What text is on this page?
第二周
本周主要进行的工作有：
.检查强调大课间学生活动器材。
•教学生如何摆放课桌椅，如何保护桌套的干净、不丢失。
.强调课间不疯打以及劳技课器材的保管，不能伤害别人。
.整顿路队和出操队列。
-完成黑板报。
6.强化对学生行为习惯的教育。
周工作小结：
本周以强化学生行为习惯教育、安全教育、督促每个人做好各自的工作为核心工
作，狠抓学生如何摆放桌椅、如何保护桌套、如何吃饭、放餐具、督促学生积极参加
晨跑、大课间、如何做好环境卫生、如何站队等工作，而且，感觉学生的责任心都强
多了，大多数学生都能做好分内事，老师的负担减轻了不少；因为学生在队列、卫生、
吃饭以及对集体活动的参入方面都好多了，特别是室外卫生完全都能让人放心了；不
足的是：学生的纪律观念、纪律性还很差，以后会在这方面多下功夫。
:::::
Repeat all entries. Match them exactly.

What text is on this page?
第二周
本周主要进行的工作有：
.检查强调大课间学生活动器材。
•教学生如何摆放课桌椅，如何保护桌套的干净、不丢失。
.强调课间不疯打以及劳技课器材的保管，不能伤害别人。
.整顿路队和出操队列。
-完成黑板报。
6.强化对学生行为习惯的教育。
周工作小结：
本周以强化学生行为习惯教育、安全教育、督促每个人做好各自的工作为核心工
作，狠抓学生如何摆放桌椅、如何保护桌套、如何吃饭、放餐具、督促学生积极参加
晨跑、大课间、如何做好环境卫生、如何站队等工作，而且，感觉学生的责任心都强
多了，大多数学生都能做好分内事，老师的负担减轻了不少；因为学生在队列、卫生、
吃饭以及对集体活动的参入方面都好多了，特别是室外卫生完全都能让人放心了；不
足的是：学生的纪律观念、纪律性还很差，以后会在这方面多下功夫。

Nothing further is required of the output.